THE TASK:
For the material that follows, list every line containing the word "上好便利店".

-- -- --

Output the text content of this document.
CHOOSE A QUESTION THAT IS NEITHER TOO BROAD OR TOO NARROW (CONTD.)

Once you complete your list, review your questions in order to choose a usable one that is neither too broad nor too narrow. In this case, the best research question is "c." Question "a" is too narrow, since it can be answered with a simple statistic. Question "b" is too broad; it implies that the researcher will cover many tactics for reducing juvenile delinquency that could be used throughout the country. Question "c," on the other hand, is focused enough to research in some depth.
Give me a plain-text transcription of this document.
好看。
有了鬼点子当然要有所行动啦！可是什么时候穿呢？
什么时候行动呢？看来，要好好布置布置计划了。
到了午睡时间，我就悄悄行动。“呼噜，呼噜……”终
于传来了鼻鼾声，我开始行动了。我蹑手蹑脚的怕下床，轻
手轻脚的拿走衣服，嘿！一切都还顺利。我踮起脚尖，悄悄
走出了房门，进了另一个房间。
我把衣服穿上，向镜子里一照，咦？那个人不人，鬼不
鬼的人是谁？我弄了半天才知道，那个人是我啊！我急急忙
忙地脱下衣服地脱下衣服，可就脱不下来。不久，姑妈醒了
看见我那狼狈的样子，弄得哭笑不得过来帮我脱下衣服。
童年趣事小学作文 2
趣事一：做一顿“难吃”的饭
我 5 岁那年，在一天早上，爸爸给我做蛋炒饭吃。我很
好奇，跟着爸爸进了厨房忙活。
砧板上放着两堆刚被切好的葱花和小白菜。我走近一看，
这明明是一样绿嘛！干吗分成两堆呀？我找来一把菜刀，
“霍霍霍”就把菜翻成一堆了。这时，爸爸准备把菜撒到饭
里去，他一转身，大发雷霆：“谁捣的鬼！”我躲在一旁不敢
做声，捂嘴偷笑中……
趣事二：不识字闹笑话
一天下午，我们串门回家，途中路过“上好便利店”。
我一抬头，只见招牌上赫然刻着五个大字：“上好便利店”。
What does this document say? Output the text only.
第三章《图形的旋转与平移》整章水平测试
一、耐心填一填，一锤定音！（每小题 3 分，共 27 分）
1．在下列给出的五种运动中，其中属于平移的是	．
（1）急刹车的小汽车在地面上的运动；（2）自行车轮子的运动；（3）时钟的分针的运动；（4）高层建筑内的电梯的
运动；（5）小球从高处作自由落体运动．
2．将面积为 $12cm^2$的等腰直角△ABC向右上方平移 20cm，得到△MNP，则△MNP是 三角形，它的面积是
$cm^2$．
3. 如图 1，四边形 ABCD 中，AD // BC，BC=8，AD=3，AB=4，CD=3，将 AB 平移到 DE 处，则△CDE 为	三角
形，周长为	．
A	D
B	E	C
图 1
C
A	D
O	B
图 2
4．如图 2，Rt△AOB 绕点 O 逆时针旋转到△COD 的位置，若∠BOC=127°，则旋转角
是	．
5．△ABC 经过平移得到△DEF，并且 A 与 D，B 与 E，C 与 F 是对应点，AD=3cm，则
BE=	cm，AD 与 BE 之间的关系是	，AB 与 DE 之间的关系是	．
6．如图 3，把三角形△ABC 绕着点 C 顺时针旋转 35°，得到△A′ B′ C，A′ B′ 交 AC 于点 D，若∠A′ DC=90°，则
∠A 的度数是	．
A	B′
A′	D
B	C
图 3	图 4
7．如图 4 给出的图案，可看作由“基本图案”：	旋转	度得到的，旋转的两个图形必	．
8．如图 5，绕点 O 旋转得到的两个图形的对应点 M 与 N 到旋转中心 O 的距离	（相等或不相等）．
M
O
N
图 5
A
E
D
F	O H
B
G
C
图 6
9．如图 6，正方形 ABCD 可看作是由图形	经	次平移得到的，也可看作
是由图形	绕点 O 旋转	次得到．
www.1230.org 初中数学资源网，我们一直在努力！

-- -- --

ANSWER FOR THIS EXERCISE:
一天下午，我们串门回家，途中路过“上好便利店”。
我一抬头，只见招牌上赫然刻着五个大字：“上好便利店”。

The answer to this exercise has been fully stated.